__Data excerpts__:
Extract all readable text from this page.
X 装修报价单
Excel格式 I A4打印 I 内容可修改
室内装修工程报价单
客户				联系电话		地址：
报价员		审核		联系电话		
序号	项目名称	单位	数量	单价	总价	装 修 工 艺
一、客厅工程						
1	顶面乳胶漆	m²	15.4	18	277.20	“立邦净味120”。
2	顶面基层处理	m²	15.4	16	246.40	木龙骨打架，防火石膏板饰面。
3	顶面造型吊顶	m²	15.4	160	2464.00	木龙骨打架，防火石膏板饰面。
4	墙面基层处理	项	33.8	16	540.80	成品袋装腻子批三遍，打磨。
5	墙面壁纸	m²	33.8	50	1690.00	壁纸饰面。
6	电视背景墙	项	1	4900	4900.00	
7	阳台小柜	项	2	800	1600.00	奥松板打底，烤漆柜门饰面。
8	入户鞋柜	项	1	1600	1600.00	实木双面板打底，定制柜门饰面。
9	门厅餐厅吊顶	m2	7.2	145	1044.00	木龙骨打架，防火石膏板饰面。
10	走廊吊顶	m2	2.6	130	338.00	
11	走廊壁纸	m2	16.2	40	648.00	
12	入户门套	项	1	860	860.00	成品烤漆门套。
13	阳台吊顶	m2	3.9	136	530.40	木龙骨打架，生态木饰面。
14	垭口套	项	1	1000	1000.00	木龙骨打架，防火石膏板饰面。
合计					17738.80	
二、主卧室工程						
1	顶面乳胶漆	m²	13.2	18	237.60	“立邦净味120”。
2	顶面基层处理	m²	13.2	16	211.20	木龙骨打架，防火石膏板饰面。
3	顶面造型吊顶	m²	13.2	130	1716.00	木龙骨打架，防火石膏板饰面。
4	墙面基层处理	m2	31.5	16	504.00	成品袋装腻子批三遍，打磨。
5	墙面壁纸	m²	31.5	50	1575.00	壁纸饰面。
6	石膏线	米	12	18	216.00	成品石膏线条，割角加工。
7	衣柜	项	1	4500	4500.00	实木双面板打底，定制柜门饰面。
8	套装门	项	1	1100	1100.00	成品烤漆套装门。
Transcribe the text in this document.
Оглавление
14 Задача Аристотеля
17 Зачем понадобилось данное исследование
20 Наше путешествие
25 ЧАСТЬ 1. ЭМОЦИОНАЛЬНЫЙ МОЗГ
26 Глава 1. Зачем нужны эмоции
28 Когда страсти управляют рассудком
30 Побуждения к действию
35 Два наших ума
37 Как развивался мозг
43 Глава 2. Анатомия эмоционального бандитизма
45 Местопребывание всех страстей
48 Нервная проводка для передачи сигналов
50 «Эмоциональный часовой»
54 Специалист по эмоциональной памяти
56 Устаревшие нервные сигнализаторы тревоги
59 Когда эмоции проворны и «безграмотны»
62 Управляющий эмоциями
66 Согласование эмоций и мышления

__Work to be completed__: Find the lines holding "Глава" and list every one.

__Exercise solution__:
26 Глава 1. Зачем нужны эмоции
43 Глава 2. Анатомия эмоционального бандитизма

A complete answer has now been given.